--- WORK REQUIRED ---
Each record below must be returned exactly as shown.

+---+

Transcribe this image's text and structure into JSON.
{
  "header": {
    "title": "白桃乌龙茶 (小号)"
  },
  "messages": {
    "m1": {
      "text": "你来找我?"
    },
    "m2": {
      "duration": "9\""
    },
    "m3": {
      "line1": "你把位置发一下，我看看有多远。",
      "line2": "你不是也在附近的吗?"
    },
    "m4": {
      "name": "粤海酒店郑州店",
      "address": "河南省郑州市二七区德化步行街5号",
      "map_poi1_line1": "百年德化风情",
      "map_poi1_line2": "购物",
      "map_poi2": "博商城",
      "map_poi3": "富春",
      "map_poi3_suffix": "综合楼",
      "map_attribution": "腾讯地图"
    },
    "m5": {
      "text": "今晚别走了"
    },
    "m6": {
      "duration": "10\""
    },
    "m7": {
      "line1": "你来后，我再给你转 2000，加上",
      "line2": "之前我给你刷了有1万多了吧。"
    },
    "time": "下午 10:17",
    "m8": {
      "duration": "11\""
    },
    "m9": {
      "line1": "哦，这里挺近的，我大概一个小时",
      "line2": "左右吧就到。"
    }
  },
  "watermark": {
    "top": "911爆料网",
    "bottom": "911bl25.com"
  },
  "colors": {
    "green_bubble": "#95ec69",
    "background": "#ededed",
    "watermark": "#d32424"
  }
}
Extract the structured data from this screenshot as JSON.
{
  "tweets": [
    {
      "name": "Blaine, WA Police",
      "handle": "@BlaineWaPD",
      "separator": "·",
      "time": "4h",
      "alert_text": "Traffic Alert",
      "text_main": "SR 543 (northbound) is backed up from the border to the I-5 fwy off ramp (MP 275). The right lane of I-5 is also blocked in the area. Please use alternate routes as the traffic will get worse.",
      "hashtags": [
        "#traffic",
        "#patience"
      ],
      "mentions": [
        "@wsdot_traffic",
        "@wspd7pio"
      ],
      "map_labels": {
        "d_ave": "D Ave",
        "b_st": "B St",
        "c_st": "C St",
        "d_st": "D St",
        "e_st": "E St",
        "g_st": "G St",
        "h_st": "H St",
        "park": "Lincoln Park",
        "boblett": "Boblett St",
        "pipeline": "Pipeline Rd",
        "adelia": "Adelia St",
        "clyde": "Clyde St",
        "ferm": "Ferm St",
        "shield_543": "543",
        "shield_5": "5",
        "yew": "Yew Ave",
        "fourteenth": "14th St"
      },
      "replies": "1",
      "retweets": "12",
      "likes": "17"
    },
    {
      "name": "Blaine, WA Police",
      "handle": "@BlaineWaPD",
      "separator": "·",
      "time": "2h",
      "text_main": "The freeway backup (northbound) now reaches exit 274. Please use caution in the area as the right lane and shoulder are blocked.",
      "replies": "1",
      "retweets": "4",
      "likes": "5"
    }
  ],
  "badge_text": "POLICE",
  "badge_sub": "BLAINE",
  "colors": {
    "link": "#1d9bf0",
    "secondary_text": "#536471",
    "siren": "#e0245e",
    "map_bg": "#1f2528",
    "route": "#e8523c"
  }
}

+---+

--- OUTPUT ---
Transcribe this image's text and structure into JSON.
{
  "header": {
    "title": "白桃乌龙茶 (小号)"
  },
  "messages": {
    "m1": {
      "text": "你来找我?"
    },
    "m2": {
      "duration": "9\""
    },
    "m3": {
      "line1": "你把位置发一下，我看看有多远。",
      "line2": "你不是也在附近的吗?"
    },
    "m4": {
      "name": "粤海酒店郑州店",
      "address": "河南省郑州市二七区德化步行街5号",
      "map_poi1_line1": "百年德化风情",
      "map_poi1_line2": "购物",
      "map_poi2": "博商城",
      "map_poi3": "富春",
      "map_poi3_suffix": "综合楼",
      "map_attribution": "腾讯地图"
    },
    "m5": {
      "text": "今晚别走了"
    },
    "m6": {
      "duration": "10\""
    },
    "m7": {
      "line1": "你来后，我再给你转 2000，加上",
      "line2": "之前我给你刷了有1万多了吧。"
    },
    "time": "下午 10:17",
    "m8": {
      "duration": "11\""
    },
    "m9": {
      "line1": "哦，这里挺近的，我大概一个小时",
      "line2": "左右吧就到。"
    }
  },
  "watermark": {
    "top": "911爆料网",
    "bottom": "911bl25.com"
  },
  "colors": {
    "green_bubble": "#95ec69",
    "background": "#ededed",
    "watermark": "#d32424"
  }
}
Extract the structured data from this screenshot as JSON.
{
  "tweets": [
    {
      "name": "Blaine, WA Police",
      "handle": "@BlaineWaPD",
      "separator": "·",
      "time": "4h",
      "alert_text": "Traffic Alert",
      "text_main": "SR 543 (northbound) is backed up from the border to the I-5 fwy off ramp (MP 275). The right lane of I-5 is also blocked in the area. Please use alternate routes as the traffic will get worse.",
      "hashtags": [
        "#traffic",
        "#patience"
      ],
      "mentions": [
        "@wsdot_traffic",
        "@wspd7pio"
      ],
      "map_labels": {
        "d_ave": "D Ave",
        "b_st": "B St",
        "c_st": "C St",
        "d_st": "D St",
        "e_st": "E St",
        "g_st": "G St",
        "h_st": "H St",
        "park": "Lincoln Park",
        "boblett": "Boblett St",
        "pipeline": "Pipeline Rd",
        "adelia": "Adelia St",
        "clyde": "Clyde St",
        "ferm": "Ferm St",
        "shield_543": "543",
        "shield_5": "5",
        "yew": "Yew Ave",
        "fourteenth": "14th St"
      },
      "replies": "1",
      "retweets": "12",
      "likes": "17"
    },
    {
      "name": "Blaine, WA Police",
      "handle": "@BlaineWaPD",
      "separator": "·",
      "time": "2h",
      "text_main": "The freeway backup (northbound) now reaches exit 274. Please use caution in the area as the right lane and shoulder are blocked.",
      "replies": "1",
      "retweets": "4",
      "likes": "5"
    }
  ],
  "badge_text": "POLICE",
  "badge_sub": "BLAINE",
  "colors": {
    "link": "#1d9bf0",
    "secondary_text": "#536471",
    "siren": "#e0245e",
    "map_bg": "#1f2528",
    "route": "#e8523c"
  }
}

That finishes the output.